▶ Task directions
Every entry must be copied word for word.

[Dataset entries]
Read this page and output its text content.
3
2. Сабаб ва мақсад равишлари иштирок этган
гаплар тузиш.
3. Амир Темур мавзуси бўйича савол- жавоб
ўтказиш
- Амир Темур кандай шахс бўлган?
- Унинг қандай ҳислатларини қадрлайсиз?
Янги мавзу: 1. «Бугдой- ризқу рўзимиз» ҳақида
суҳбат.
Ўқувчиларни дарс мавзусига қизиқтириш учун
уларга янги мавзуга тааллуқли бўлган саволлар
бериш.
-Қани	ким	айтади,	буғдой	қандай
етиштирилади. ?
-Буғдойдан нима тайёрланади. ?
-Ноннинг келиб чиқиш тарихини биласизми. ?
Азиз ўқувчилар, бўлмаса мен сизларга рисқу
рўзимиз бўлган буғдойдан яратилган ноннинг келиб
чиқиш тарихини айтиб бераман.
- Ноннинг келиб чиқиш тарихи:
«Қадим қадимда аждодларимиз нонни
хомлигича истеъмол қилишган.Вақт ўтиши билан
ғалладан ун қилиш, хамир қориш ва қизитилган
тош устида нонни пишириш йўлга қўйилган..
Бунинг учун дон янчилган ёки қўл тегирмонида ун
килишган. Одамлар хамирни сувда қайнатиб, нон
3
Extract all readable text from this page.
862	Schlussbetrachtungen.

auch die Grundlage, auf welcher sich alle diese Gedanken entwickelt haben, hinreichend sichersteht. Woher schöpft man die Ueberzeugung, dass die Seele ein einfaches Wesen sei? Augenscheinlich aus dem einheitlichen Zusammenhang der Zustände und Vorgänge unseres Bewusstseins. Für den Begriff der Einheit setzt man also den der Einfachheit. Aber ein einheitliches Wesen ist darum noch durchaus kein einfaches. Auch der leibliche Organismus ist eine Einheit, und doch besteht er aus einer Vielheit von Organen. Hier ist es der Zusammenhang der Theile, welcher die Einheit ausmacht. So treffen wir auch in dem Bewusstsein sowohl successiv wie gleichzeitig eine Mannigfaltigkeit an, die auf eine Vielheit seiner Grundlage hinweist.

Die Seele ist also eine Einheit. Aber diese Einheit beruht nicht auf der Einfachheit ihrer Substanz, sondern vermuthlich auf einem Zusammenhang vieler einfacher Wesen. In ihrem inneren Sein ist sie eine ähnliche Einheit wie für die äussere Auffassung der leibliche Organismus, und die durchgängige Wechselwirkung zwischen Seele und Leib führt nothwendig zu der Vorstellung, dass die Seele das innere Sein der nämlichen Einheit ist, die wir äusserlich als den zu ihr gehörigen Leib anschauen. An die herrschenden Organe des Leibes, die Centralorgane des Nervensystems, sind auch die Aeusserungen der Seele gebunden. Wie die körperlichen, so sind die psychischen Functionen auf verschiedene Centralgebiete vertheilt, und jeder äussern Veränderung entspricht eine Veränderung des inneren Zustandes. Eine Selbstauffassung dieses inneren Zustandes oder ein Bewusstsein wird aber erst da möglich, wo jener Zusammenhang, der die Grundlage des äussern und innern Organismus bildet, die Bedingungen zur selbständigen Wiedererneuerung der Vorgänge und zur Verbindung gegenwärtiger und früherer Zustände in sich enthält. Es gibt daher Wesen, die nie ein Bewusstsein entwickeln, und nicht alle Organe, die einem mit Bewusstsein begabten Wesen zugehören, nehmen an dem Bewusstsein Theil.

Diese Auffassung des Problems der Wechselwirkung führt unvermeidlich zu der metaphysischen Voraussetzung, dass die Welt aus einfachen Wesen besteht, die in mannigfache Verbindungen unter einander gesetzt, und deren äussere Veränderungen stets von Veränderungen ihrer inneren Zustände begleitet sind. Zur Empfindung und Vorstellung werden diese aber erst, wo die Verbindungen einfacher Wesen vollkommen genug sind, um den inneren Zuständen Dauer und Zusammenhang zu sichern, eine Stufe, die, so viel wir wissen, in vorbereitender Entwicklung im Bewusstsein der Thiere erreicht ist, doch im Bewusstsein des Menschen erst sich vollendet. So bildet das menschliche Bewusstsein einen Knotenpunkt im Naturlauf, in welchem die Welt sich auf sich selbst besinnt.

▶ Written solution
Read this page and output its text content.
3
2. Сабаб ва мақсад равишлари иштирок этган
гаплар тузиш.
3. Амир Темур мавзуси бўйича савол- жавоб
ўтказиш
- Амир Темур кандай шахс бўлган?
- Унинг қандай ҳислатларини қадрлайсиз?
Янги мавзу: 1. «Бугдой- ризқу рўзимиз» ҳақида
суҳбат.
Ўқувчиларни дарс мавзусига қизиқтириш учун
уларга янги мавзуга тааллуқли бўлган саволлар
бериш.
-Қани	ким	айтади,	буғдой	қандай
етиштирилади. ?
-Буғдойдан нима тайёрланади. ?
-Ноннинг келиб чиқиш тарихини биласизми. ?
Азиз ўқувчилар, бўлмаса мен сизларга рисқу
рўзимиз бўлган буғдойдан яратилган ноннинг келиб
чиқиш тарихини айтиб бераман.
- Ноннинг келиб чиқиш тарихи:
«Қадим қадимда аждодларимиз нонни
хомлигича истеъмол қилишган.Вақт ўтиши билан
ғалладан ун қилиш, хамир қориш ва қизитилган
тош устида нонни пишириш йўлга қўйилган..
Бунинг учун дон янчилган ёки қўл тегирмонида ун
килишган. Одамлар хамирни сувда қайнатиб, нон
3
Extract all readable text from this page.
862	Schlussbetrachtungen.

auch die Grundlage, auf welcher sich alle diese Gedanken entwickelt haben, hinreichend sichersteht. Woher schöpft man die Ueberzeugung, dass die Seele ein einfaches Wesen sei? Augenscheinlich aus dem einheitlichen Zusammenhang der Zustände und Vorgänge unseres Bewusstseins. Für den Begriff der Einheit setzt man also den der Einfachheit. Aber ein einheitliches Wesen ist darum noch durchaus kein einfaches. Auch der leibliche Organismus ist eine Einheit, und doch besteht er aus einer Vielheit von Organen. Hier ist es der Zusammenhang der Theile, welcher die Einheit ausmacht. So treffen wir auch in dem Bewusstsein sowohl successiv wie gleichzeitig eine Mannigfaltigkeit an, die auf eine Vielheit seiner Grundlage hinweist.

Die Seele ist also eine Einheit. Aber diese Einheit beruht nicht auf der Einfachheit ihrer Substanz, sondern vermuthlich auf einem Zusammenhang vieler einfacher Wesen. In ihrem inneren Sein ist sie eine ähnliche Einheit wie für die äussere Auffassung der leibliche Organismus, und die durchgängige Wechselwirkung zwischen Seele und Leib führt nothwendig zu der Vorstellung, dass die Seele das innere Sein der nämlichen Einheit ist, die wir äusserlich als den zu ihr gehörigen Leib anschauen. An die herrschenden Organe des Leibes, die Centralorgane des Nervensystems, sind auch die Aeusserungen der Seele gebunden. Wie die körperlichen, so sind die psychischen Functionen auf verschiedene Centralgebiete vertheilt, und jeder äussern Veränderung entspricht eine Veränderung des inneren Zustandes. Eine Selbstauffassung dieses inneren Zustandes oder ein Bewusstsein wird aber erst da möglich, wo jener Zusammenhang, der die Grundlage des äussern und innern Organismus bildet, die Bedingungen zur selbständigen Wiedererneuerung der Vorgänge und zur Verbindung gegenwärtiger und früherer Zustände in sich enthält. Es gibt daher Wesen, die nie ein Bewusstsein entwickeln, und nicht alle Organe, die einem mit Bewusstsein begabten Wesen zugehören, nehmen an dem Bewusstsein Theil.

Diese Auffassung des Problems der Wechselwirkung führt unvermeidlich zu der metaphysischen Voraussetzung, dass die Welt aus einfachen Wesen besteht, die in mannigfache Verbindungen unter einander gesetzt, und deren äussere Veränderungen stets von Veränderungen ihrer inneren Zustände begleitet sind. Zur Empfindung und Vorstellung werden diese aber erst, wo die Verbindungen einfacher Wesen vollkommen genug sind, um den inneren Zuständen Dauer und Zusammenhang zu sichern, eine Stufe, die, so viel wir wissen, in vorbereitender Entwicklung im Bewusstsein der Thiere erreicht ist, doch im Bewusstsein des Menschen erst sich vollendet. So bildet das menschliche Bewusstsein einen Knotenpunkt im Naturlauf, in welchem die Welt sich auf sich selbst besinnt.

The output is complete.